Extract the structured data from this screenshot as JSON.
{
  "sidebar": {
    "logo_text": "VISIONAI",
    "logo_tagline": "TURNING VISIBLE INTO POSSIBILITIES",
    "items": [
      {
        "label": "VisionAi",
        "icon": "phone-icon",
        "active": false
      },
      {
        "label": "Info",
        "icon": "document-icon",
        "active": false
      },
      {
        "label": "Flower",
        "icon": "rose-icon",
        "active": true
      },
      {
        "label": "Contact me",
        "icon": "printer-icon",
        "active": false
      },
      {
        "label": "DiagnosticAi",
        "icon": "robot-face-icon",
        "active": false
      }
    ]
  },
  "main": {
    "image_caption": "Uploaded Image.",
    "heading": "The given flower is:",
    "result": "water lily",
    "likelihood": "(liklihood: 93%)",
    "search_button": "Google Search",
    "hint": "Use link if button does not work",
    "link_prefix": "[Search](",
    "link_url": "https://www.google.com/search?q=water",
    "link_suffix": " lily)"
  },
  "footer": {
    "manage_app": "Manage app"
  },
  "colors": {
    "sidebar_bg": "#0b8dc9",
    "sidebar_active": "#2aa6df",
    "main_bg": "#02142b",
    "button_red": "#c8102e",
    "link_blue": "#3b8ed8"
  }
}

++++++++++++++++++++

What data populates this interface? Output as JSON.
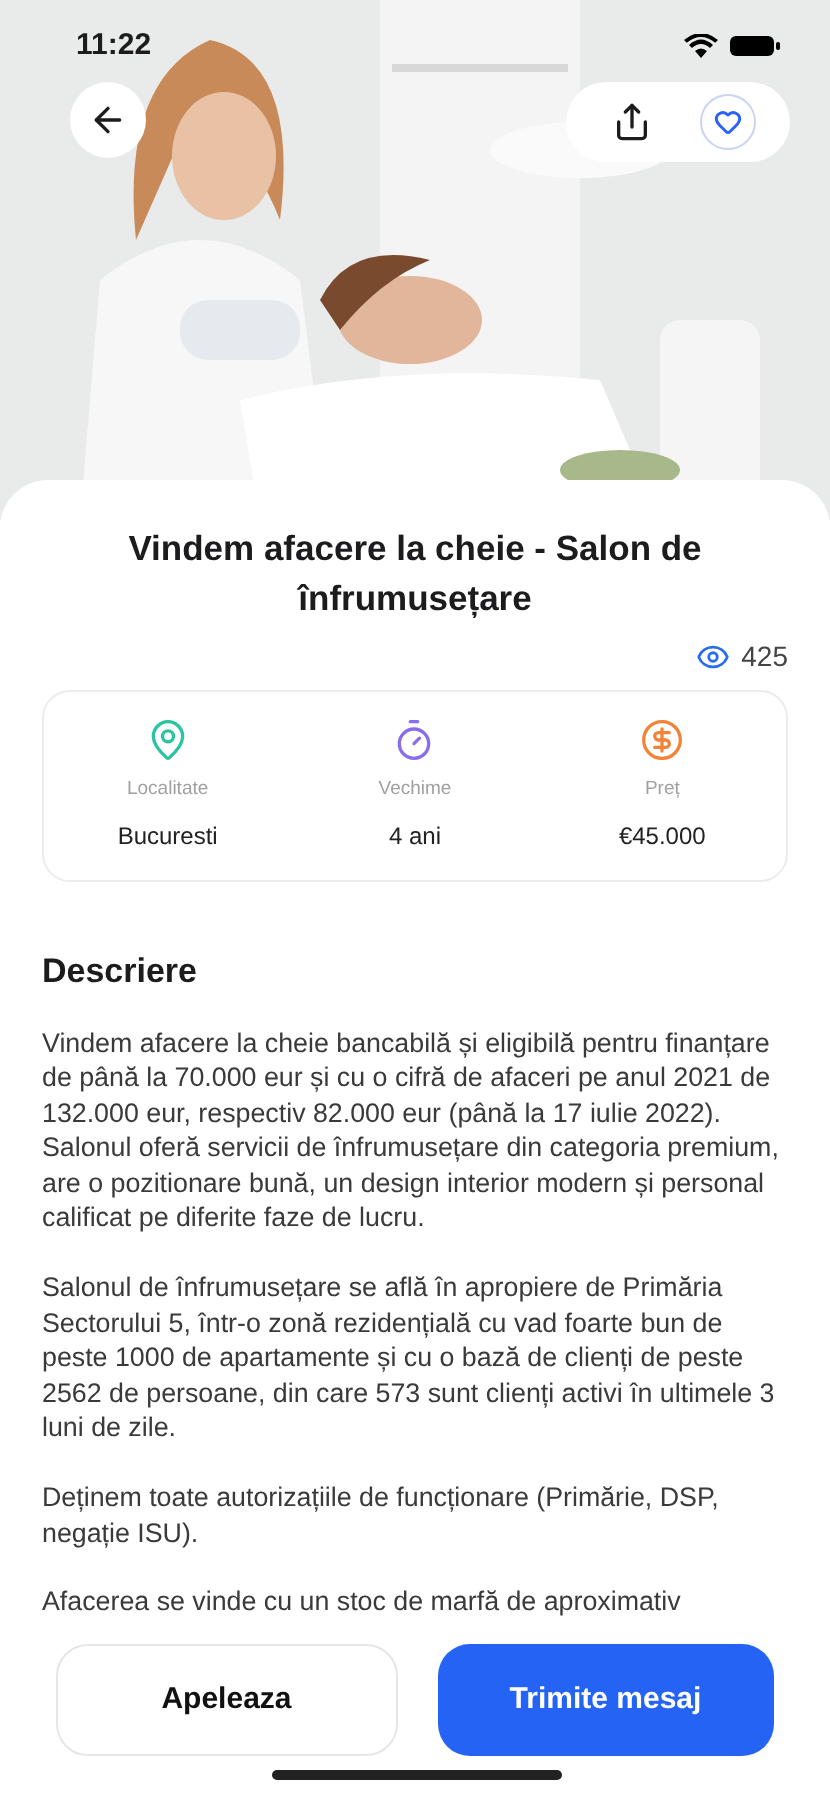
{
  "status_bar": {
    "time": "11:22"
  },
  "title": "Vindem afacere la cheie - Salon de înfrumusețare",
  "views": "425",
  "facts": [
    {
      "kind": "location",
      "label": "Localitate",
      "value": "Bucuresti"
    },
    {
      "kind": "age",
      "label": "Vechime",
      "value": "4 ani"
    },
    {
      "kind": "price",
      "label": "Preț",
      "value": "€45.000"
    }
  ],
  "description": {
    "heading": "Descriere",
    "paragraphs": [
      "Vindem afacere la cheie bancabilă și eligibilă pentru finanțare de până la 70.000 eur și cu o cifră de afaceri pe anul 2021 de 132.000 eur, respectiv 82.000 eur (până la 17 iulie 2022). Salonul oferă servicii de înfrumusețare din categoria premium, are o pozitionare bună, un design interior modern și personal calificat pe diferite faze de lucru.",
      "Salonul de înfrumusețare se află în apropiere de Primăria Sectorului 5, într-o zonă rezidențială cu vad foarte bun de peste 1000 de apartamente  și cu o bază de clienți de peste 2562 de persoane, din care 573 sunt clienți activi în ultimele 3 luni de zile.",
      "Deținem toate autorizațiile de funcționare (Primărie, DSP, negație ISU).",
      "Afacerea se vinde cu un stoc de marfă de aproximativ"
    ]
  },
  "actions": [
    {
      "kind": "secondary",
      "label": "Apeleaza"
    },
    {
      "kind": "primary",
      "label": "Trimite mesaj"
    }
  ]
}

++++++++++++++++++++

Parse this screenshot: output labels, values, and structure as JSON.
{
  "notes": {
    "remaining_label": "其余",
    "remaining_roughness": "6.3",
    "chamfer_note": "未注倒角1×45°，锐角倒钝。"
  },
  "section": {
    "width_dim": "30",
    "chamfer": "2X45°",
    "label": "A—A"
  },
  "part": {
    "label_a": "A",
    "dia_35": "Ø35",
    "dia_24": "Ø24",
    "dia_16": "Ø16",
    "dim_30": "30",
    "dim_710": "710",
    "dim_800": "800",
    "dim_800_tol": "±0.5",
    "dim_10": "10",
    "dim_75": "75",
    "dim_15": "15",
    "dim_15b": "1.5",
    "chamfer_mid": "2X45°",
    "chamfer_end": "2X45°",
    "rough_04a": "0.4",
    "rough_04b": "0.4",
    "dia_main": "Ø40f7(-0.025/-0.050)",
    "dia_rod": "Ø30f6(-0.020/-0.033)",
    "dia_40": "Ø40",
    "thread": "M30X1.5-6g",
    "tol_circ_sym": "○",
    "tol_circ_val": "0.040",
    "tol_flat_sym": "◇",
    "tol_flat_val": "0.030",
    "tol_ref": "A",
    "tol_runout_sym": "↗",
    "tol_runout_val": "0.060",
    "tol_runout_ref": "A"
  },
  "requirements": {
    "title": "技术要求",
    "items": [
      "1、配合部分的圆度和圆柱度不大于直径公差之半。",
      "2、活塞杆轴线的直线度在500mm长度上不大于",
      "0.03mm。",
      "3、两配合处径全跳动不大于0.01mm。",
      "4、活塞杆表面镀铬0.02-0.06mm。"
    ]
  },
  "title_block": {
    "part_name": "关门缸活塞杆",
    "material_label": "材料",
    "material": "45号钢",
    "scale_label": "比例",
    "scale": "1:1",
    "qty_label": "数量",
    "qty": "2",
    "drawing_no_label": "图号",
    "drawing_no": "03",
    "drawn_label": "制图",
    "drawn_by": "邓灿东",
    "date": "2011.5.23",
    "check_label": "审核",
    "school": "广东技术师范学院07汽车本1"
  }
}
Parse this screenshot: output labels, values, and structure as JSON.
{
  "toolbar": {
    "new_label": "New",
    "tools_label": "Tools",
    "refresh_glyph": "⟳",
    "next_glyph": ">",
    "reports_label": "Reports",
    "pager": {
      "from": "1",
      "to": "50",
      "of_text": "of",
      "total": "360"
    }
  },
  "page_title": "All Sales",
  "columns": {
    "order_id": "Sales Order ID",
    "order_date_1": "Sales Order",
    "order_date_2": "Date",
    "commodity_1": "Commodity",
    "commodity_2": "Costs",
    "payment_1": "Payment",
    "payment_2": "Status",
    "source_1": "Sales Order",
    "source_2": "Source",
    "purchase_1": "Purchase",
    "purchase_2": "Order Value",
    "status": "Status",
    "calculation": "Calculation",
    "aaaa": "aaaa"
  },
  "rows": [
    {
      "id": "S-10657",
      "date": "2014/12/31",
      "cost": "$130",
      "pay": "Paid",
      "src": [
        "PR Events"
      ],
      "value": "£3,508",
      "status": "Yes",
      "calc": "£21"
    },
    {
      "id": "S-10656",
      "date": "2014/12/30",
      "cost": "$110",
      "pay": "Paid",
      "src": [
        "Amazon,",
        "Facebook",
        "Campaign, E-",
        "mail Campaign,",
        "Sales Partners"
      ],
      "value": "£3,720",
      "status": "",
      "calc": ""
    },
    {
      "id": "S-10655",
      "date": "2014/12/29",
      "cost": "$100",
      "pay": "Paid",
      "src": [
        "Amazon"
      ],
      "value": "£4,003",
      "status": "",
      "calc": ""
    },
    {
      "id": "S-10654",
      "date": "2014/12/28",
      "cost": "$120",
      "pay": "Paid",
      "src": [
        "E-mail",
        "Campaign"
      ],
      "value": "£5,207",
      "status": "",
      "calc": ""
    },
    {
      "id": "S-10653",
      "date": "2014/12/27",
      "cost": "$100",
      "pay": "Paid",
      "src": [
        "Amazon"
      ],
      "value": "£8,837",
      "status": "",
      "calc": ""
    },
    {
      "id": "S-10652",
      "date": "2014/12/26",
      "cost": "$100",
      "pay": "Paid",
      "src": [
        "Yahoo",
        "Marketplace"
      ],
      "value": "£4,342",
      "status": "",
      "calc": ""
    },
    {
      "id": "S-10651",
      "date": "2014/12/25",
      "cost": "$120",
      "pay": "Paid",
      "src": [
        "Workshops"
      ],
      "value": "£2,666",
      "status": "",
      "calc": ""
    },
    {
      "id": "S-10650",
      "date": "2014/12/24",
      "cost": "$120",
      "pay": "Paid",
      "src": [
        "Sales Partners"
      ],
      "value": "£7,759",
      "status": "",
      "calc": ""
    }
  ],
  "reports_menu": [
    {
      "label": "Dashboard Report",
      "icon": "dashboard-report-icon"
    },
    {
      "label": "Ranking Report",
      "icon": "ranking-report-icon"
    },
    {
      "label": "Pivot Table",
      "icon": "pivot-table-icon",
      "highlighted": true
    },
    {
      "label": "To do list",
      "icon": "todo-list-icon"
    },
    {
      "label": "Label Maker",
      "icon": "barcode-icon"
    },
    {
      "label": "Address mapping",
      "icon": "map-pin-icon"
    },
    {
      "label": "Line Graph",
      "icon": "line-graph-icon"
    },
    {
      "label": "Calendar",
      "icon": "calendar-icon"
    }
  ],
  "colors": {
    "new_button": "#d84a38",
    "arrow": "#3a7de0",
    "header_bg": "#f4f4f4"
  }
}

++++++++++++++++++++

_The request_. Locate the word "Sales" in the entries, and copy every line where it is found.

_Output for this exercise_.
  "page_title": "All Sales",
    "order_id": "Sales Order ID",
    "order_date_1": "Sales Order",
    "source_1": "Sales Order",
        "Sales Partners"
        "Sales Partners"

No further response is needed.